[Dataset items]

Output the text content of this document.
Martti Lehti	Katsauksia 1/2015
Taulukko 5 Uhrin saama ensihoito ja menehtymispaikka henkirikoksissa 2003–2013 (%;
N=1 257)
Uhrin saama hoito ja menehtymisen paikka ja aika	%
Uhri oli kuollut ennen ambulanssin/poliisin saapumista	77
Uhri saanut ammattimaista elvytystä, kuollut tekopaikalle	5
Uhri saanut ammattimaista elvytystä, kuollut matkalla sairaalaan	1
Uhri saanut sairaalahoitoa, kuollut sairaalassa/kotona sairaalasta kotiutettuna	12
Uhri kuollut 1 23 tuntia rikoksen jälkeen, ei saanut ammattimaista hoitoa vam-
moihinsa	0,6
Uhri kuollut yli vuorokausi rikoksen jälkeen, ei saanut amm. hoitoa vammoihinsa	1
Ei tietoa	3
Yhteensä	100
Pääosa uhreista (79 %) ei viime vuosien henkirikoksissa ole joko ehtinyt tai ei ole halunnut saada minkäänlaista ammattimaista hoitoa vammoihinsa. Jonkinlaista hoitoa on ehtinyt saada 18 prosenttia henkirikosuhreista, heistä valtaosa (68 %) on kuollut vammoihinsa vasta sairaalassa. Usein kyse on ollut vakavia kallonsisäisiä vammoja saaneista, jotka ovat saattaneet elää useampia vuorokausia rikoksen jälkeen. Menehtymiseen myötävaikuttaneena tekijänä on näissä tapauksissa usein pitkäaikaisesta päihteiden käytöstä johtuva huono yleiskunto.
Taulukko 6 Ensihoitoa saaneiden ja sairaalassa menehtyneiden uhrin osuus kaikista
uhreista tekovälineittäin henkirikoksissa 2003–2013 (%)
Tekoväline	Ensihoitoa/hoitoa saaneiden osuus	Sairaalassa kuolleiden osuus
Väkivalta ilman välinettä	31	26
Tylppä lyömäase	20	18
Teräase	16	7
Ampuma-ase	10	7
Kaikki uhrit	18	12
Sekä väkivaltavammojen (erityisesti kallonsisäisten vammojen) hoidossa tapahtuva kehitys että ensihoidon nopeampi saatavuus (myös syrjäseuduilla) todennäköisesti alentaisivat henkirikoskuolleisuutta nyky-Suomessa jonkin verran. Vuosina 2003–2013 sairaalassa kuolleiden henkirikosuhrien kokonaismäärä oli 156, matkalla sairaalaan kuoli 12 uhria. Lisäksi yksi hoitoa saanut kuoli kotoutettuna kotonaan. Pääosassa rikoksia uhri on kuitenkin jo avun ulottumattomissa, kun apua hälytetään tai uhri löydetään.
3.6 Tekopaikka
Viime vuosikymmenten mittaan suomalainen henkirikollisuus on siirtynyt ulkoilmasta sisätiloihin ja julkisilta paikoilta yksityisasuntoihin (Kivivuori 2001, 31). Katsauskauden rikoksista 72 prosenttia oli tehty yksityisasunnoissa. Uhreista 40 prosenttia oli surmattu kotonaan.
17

**Stated goal:** Which lines of the data include "saaneiden"? Copy each of them.

**Finished exercise:**
Taulukko 6 Ensihoitoa saaneiden ja sairaalassa menehtyneiden uhrin osuus kaikista
Tekoväline	Ensihoitoa/hoitoa saaneiden osuus	Sairaalassa kuolleiden osuus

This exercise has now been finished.